> Raw records
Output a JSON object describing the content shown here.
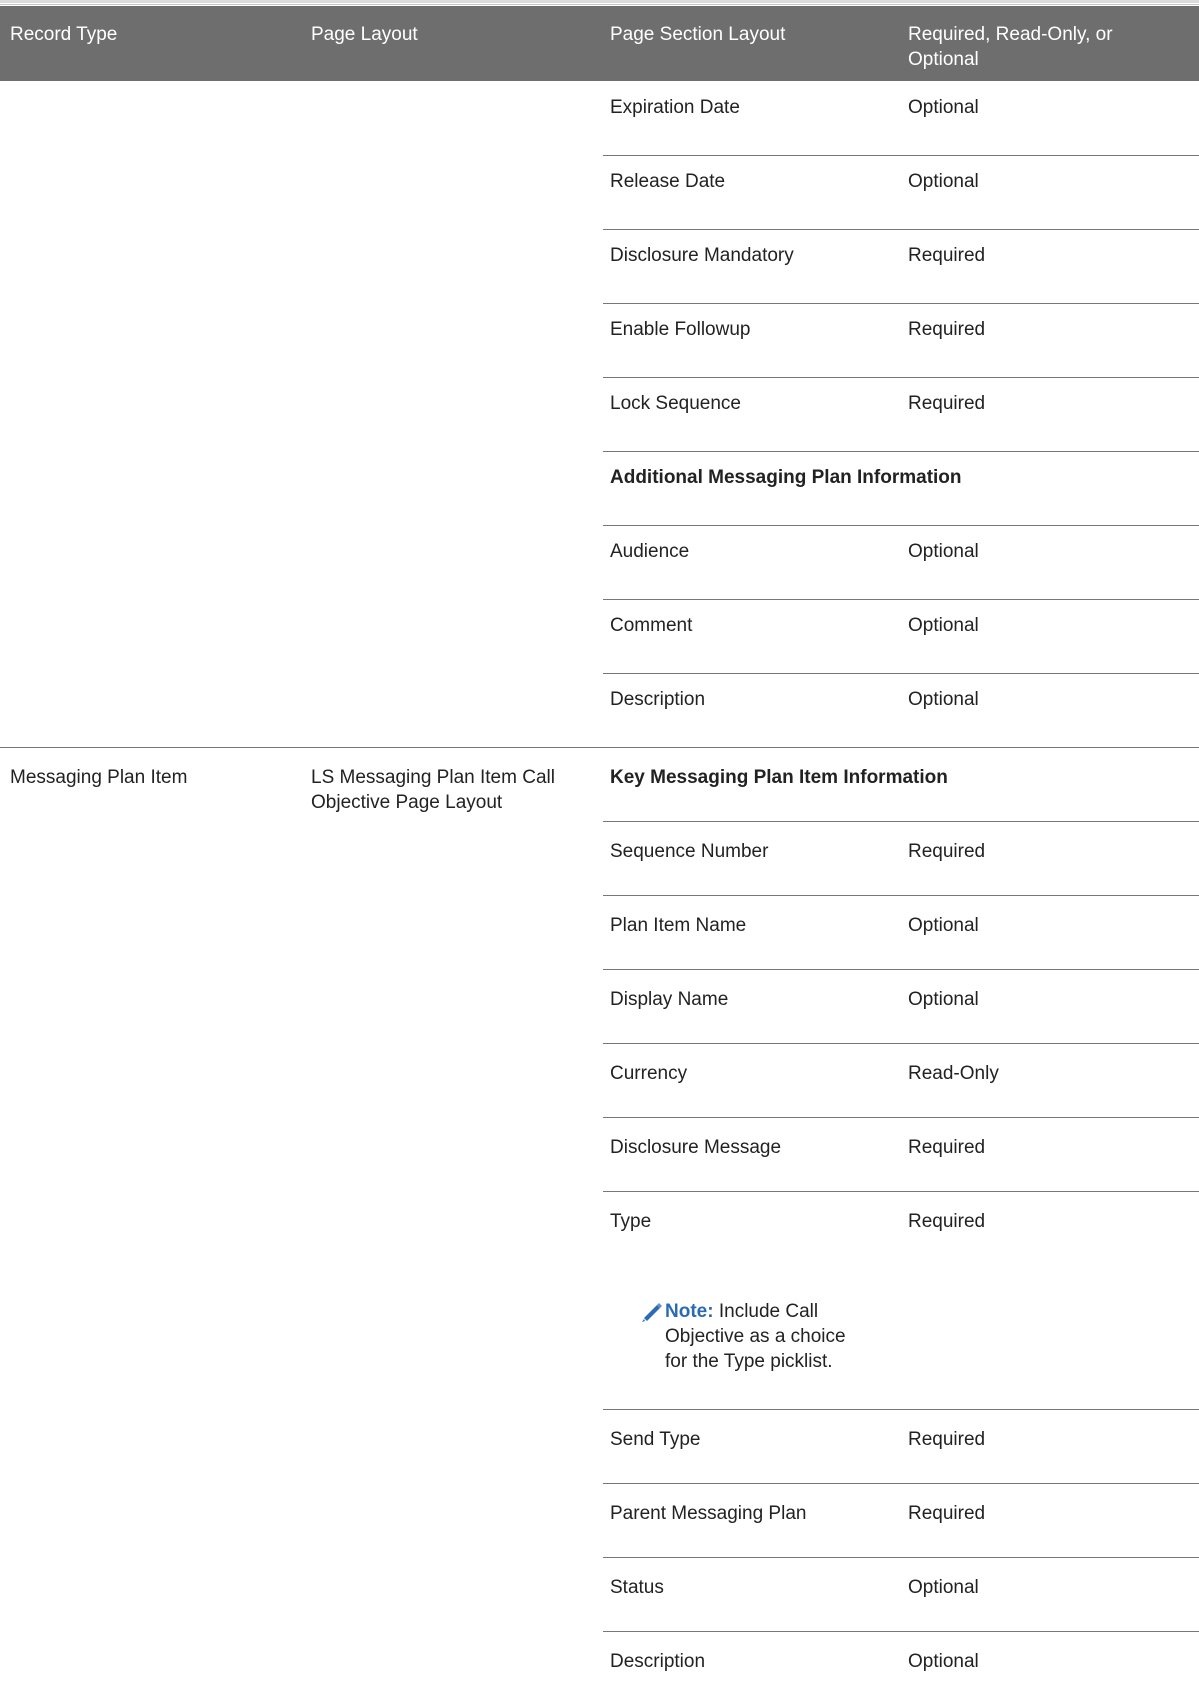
{
  "table": {
    "headers": {
      "record_type": "Record Type",
      "page_layout": "Page Layout",
      "page_section_layout": "Page Section Layout",
      "required": "Required, Read-Only, or Optional"
    },
    "record_type": "Messaging Plan Item",
    "page_layout": "LS Messaging Plan Item Call Objective Page Layout",
    "rows": [
      {
        "field": "Expiration Date",
        "value": "Optional"
      },
      {
        "field": "Release Date",
        "value": "Optional"
      },
      {
        "field": "Disclosure Mandatory",
        "value": "Required"
      },
      {
        "field": "Enable Followup",
        "value": "Required"
      },
      {
        "field": "Lock Sequence",
        "value": "Required"
      },
      {
        "field": "Additional Messaging Plan Information",
        "value": ""
      },
      {
        "field": "Audience",
        "value": "Optional"
      },
      {
        "field": "Comment",
        "value": "Optional"
      },
      {
        "field": "Description",
        "value": "Optional"
      },
      {
        "field": "Key Messaging Plan Item Information",
        "value": ""
      },
      {
        "field": "Sequence Number",
        "value": "Required"
      },
      {
        "field": "Plan Item Name",
        "value": "Optional"
      },
      {
        "field": "Display Name",
        "value": "Optional"
      },
      {
        "field": "Currency",
        "value": "Read-Only"
      },
      {
        "field": "Disclosure Message",
        "value": "Required"
      },
      {
        "field": "Type",
        "value": "Required"
      },
      {
        "field": "Send Type",
        "value": "Required"
      },
      {
        "field": "Parent Messaging Plan",
        "value": "Required"
      },
      {
        "field": "Status",
        "value": "Optional"
      },
      {
        "field": "Description",
        "value": "Optional"
      }
    ],
    "note": {
      "label": "Note:",
      "text": "Include Call Objective as a choice for the Type picklist.",
      "icon": "pencil-icon",
      "label_color": "#2b6cb0"
    }
  },
  "colors": {
    "header_bg": "#6e6e6e",
    "header_text": "#ffffff",
    "rule": "#777777"
  }
}
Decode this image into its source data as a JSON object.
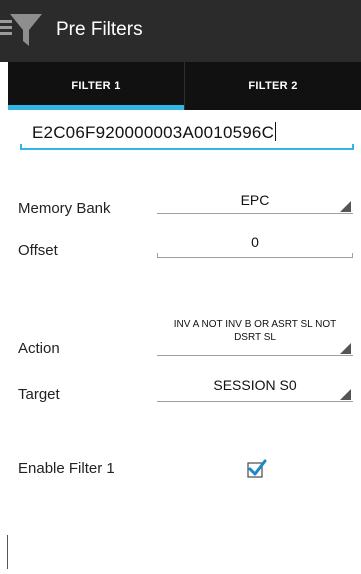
{
  "header": {
    "title": "Pre Filters",
    "menu_icon": "hamburger-icon",
    "app_icon": "filter-funnel-icon",
    "colors": {
      "bar": "#2b2b2b",
      "tab_bar": "#111111",
      "accent": "#33b5e5"
    }
  },
  "tabs": [
    {
      "label": "FILTER 1",
      "selected": true
    },
    {
      "label": "FILTER 2",
      "selected": false
    }
  ],
  "filter": {
    "hex_value": "E2C06F920000003A0010596C",
    "memory_bank": {
      "label": "Memory Bank",
      "value": "EPC"
    },
    "offset": {
      "label": "Offset",
      "value": "0"
    },
    "action": {
      "label": "Action",
      "value": "INV A NOT INV B OR ASRT SL NOT DSRT SL"
    },
    "target": {
      "label": "Target",
      "value": "SESSION S0"
    },
    "enable": {
      "label": "Enable Filter 1",
      "checked": true
    }
  }
}
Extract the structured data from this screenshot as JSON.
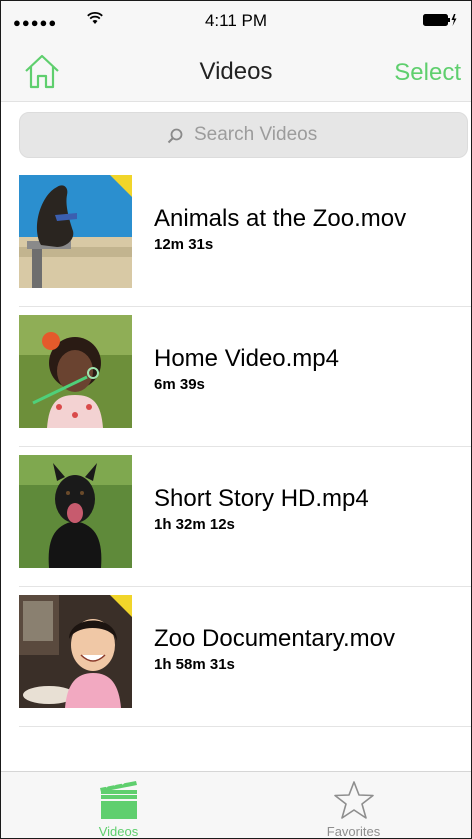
{
  "status_bar": {
    "time": "4:11 PM"
  },
  "nav": {
    "title": "Videos",
    "select_label": "Select"
  },
  "search": {
    "placeholder": "Search Videos"
  },
  "videos": [
    {
      "name": "Animals at the Zoo.mov",
      "duration": "12m 31s",
      "thumbnail": "sea lion on a post by a pool",
      "new": true
    },
    {
      "name": "Home Video.mp4",
      "duration": "6m 39s",
      "thumbnail": "child blowing bubbles",
      "new": false
    },
    {
      "name": "Short Story HD.mp4",
      "duration": "1h 32m 12s",
      "thumbnail": "black dog on grass",
      "new": false
    },
    {
      "name": "Zoo Documentary.mov",
      "duration": "1h 58m 31s",
      "thumbnail": "smiling child at a table",
      "new": true
    }
  ],
  "tabs": [
    {
      "label": "Videos",
      "icon": "clapperboard-icon",
      "active": true
    },
    {
      "label": "Favorites",
      "icon": "star-icon",
      "active": false
    }
  ],
  "colors": {
    "accent": "#5fcf6e",
    "new_marker": "#f1d52a",
    "inactive_tab": "#8e8e8e"
  }
}
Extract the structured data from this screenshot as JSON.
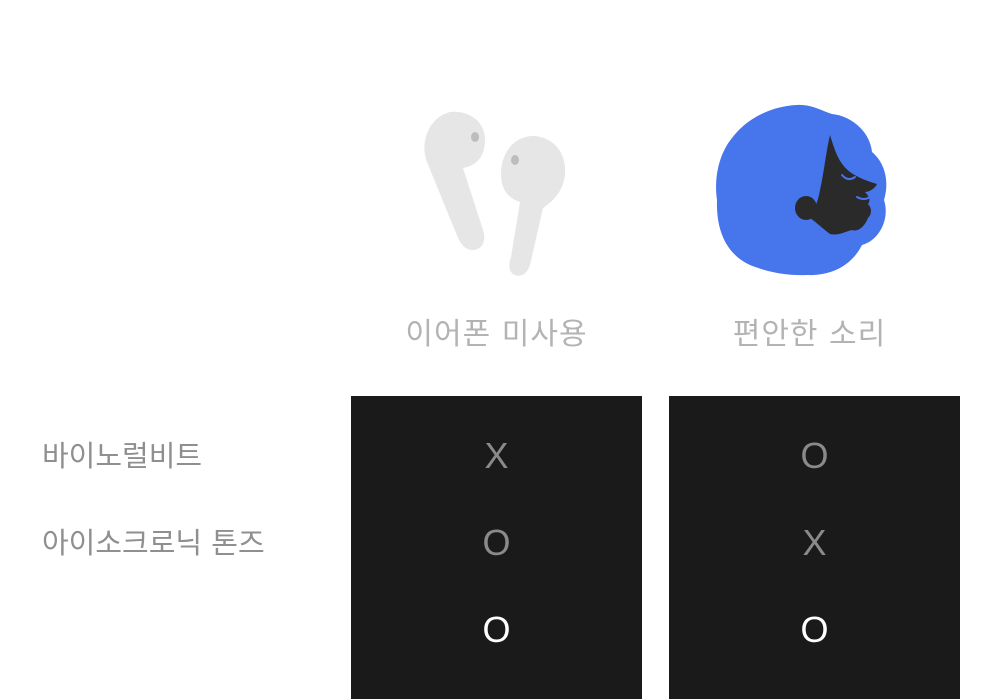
{
  "columns": [
    {
      "title": "이어폰 미사용",
      "icon": "earbuds-icon"
    },
    {
      "title": "편안한 소리",
      "icon": "relaxed-face-icon"
    }
  ],
  "rows": [
    {
      "label": "바이노럴비트",
      "values": [
        "X",
        "O"
      ]
    },
    {
      "label": "아이소크로닉 톤즈",
      "values": [
        "O",
        "X"
      ]
    },
    {
      "label": "",
      "values": [
        "O",
        "O"
      ]
    }
  ],
  "colors": {
    "blue_accent": "#4775eb",
    "earbud_gray": "#e6e6e6",
    "panel_dark": "#1a1a1a",
    "face_dark": "#2a2a2a"
  }
}
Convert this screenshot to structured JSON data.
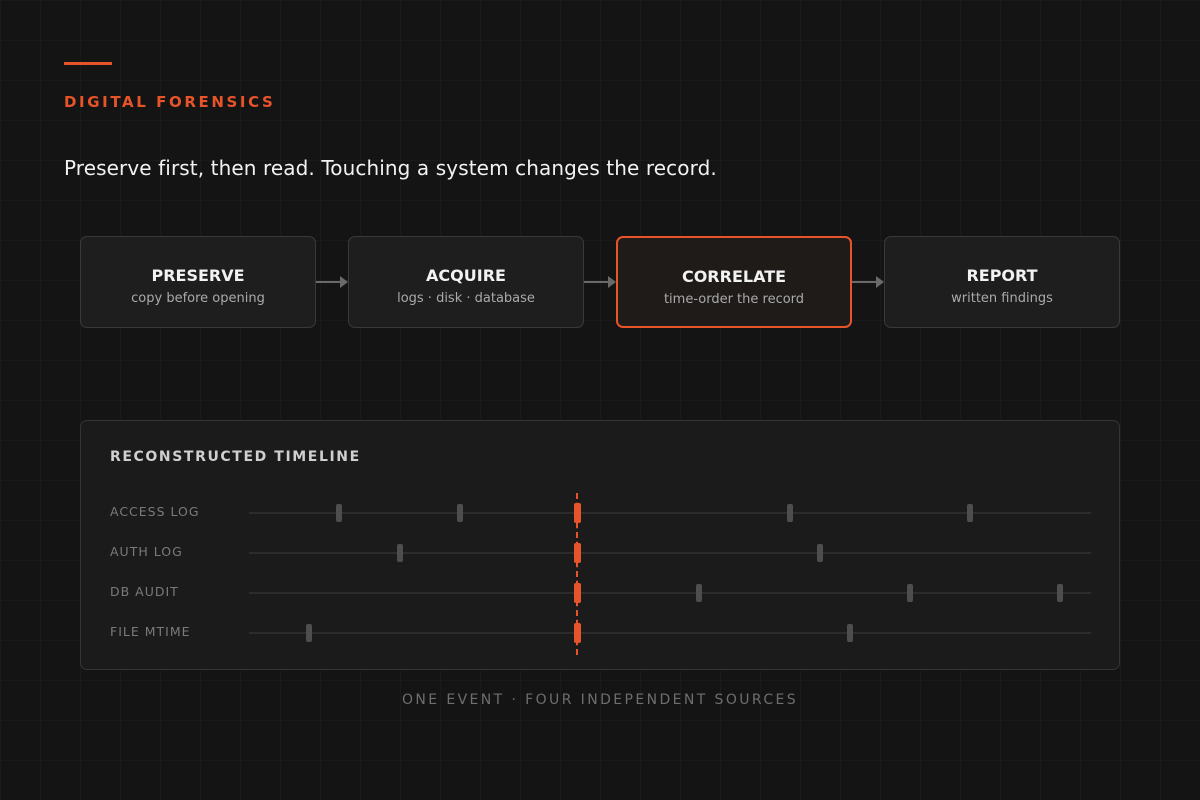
{
  "header": {
    "eyebrow": "DIGITAL FORENSICS",
    "headline": "Preserve first, then read. Touching a system changes the record."
  },
  "colors": {
    "accent": "#e8542a",
    "background": "#141414",
    "card": "#1e1e1e"
  },
  "pipeline": [
    {
      "title": "PRESERVE",
      "subtitle": "copy before opening",
      "active": false
    },
    {
      "title": "ACQUIRE",
      "subtitle": "logs · disk · database",
      "active": false
    },
    {
      "title": "CORRELATE",
      "subtitle": "time-order the record",
      "active": true
    },
    {
      "title": "REPORT",
      "subtitle": "written findings",
      "active": false
    }
  ],
  "timeline": {
    "title": "RECONSTRUCTED TIMELINE",
    "event_time": 0.39,
    "rows": [
      {
        "label": "ACCESS LOG",
        "marks": [
          0.107,
          0.25,
          0.39,
          0.642,
          0.856
        ]
      },
      {
        "label": "AUTH LOG",
        "marks": [
          0.179,
          0.39,
          0.678
        ]
      },
      {
        "label": "DB AUDIT",
        "marks": [
          0.39,
          0.535,
          0.785,
          0.963
        ]
      },
      {
        "label": "FILE MTIME",
        "marks": [
          0.071,
          0.39,
          0.714
        ]
      }
    ]
  },
  "caption": "ONE EVENT · FOUR INDEPENDENT SOURCES"
}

> Directions for this task
Each entry above is to be written out again unchanged, apart from the pictures, which are left out.

> Expected answer
Output a JSON object describing the content shown here.
{
  "table": {
    "headers": {
      "record_type": "Record Type",
      "page_layout": "Page Layout",
      "page_section_layout": "Page Section Layout",
      "required": "Required, Read-Only, or Optional"
    },
    "record_type": "Messaging Plan Item",
    "page_layout": "LS Messaging Plan Item Call Objective Page Layout",
    "rows": [
      {
        "field": "Expiration Date",
        "value": "Optional"
      },
      {
        "field": "Release Date",
        "value": "Optional"
      },
      {
        "field": "Disclosure Mandatory",
        "value": "Required"
      },
      {
        "field": "Enable Followup",
        "value": "Required"
      },
      {
        "field": "Lock Sequence",
        "value": "Required"
      },
      {
        "field": "Additional Messaging Plan Information",
        "value": ""
      },
      {
        "field": "Audience",
        "value": "Optional"
      },
      {
        "field": "Comment",
        "value": "Optional"
      },
      {
        "field": "Description",
        "value": "Optional"
      },
      {
        "field": "Key Messaging Plan Item Information",
        "value": ""
      },
      {
        "field": "Sequence Number",
        "value": "Required"
      },
      {
        "field": "Plan Item Name",
        "value": "Optional"
      },
      {
        "field": "Display Name",
        "value": "Optional"
      },
      {
        "field": "Currency",
        "value": "Read-Only"
      },
      {
        "field": "Disclosure Message",
        "value": "Required"
      },
      {
        "field": "Type",
        "value": "Required"
      },
      {
        "field": "Send Type",
        "value": "Required"
      },
      {
        "field": "Parent Messaging Plan",
        "value": "Required"
      },
      {
        "field": "Status",
        "value": "Optional"
      },
      {
        "field": "Description",
        "value": "Optional"
      }
    ],
    "note": {
      "label": "Note:",
      "text": "Include Call Objective as a choice for the Type picklist.",
      "icon": "pencil-icon",
      "label_color": "#2b6cb0"
    }
  },
  "colors": {
    "header_bg": "#6e6e6e",
    "header_text": "#ffffff",
    "rule": "#777777"
  }
}
Decode this image into its source data as a JSON object.
{
  "header": {
    "title": "Pre Filters",
    "menu_icon": "hamburger-icon",
    "app_icon": "filter-funnel-icon",
    "colors": {
      "bar": "#2b2b2b",
      "tab_bar": "#111111",
      "accent": "#33b5e5"
    }
  },
  "tabs": [
    {
      "label": "FILTER 1",
      "selected": true
    },
    {
      "label": "FILTER 2",
      "selected": false
    }
  ],
  "filter": {
    "hex_value": "E2C06F920000003A0010596C",
    "memory_bank": {
      "label": "Memory Bank",
      "value": "EPC"
    },
    "offset": {
      "label": "Offset",
      "value": "0"
    },
    "action": {
      "label": "Action",
      "value": "INV A NOT INV B OR ASRT SL NOT DSRT SL"
    },
    "target": {
      "label": "Target",
      "value": "SESSION S0"
    },
    "enable": {
      "label": "Enable Filter 1",
      "checked": true
    }
  }
}
Extract the structured data from this screenshot as JSON.
{
  "status_bar": {
    "time": "4:11 PM"
  },
  "nav": {
    "title": "Videos",
    "select_label": "Select"
  },
  "search": {
    "placeholder": "Search Videos"
  },
  "videos": [
    {
      "name": "Animals at the Zoo.mov",
      "duration": "12m 31s",
      "thumbnail": "sea lion on a post by a pool",
      "new": true
    },
    {
      "name": "Home Video.mp4",
      "duration": "6m 39s",
      "thumbnail": "child blowing bubbles",
      "new": false
    },
    {
      "name": "Short Story HD.mp4",
      "duration": "1h 32m 12s",
      "thumbnail": "black dog on grass",
      "new": false
    },
    {
      "name": "Zoo Documentary.mov",
      "duration": "1h 58m 31s",
      "thumbnail": "smiling child at a table",
      "new": true
    }
  ],
  "tabs": [
    {
      "label": "Videos",
      "icon": "clapperboard-icon",
      "active": true
    },
    {
      "label": "Favorites",
      "icon": "star-icon",
      "active": false
    }
  ],
  "colors": {
    "accent": "#5fcf6e",
    "new_marker": "#f1d52a",
    "inactive_tab": "#8e8e8e"
  }
}
Extract the structured data from this screenshot as JSON.
{
  "columns": [
    {
      "title": "이어폰 미사용",
      "icon": "earbuds-icon"
    },
    {
      "title": "편안한 소리",
      "icon": "relaxed-face-icon"
    }
  ],
  "rows": [
    {
      "label": "바이노럴비트",
      "values": [
        "X",
        "O"
      ]
    },
    {
      "label": "아이소크로닉 톤즈",
      "values": [
        "O",
        "X"
      ]
    },
    {
      "label": "",
      "values": [
        "O",
        "O"
      ]
    }
  ],
  "colors": {
    "blue_accent": "#4775eb",
    "earbud_gray": "#e6e6e6",
    "panel_dark": "#1a1a1a",
    "face_dark": "#2a2a2a"
  }
}
Convert this screenshot to structured JSON data.
{
  "header": {
    "eyebrow": "DIGITAL FORENSICS",
    "headline": "Preserve first, then read. Touching a system changes the record."
  },
  "colors": {
    "accent": "#e8542a",
    "background": "#141414",
    "card": "#1e1e1e"
  },
  "pipeline": [
    {
      "title": "PRESERVE",
      "subtitle": "copy before opening",
      "active": false
    },
    {
      "title": "ACQUIRE",
      "subtitle": "logs · disk · database",
      "active": false
    },
    {
      "title": "CORRELATE",
      "subtitle": "time-order the record",
      "active": true
    },
    {
      "title": "REPORT",
      "subtitle": "written findings",
      "active": false
    }
  ],
  "timeline": {
    "title": "RECONSTRUCTED TIMELINE",
    "event_time": 0.39,
    "rows": [
      {
        "label": "ACCESS LOG",
        "marks": [
          0.107,
          0.25,
          0.39,
          0.642,
          0.856
        ]
      },
      {
        "label": "AUTH LOG",
        "marks": [
          0.179,
          0.39,
          0.678
        ]
      },
      {
        "label": "DB AUDIT",
        "marks": [
          0.39,
          0.535,
          0.785,
          0.963
        ]
      },
      {
        "label": "FILE MTIME",
        "marks": [
          0.071,
          0.39,
          0.714
        ]
      }
    ]
  },
  "caption": "ONE EVENT · FOUR INDEPENDENT SOURCES"
}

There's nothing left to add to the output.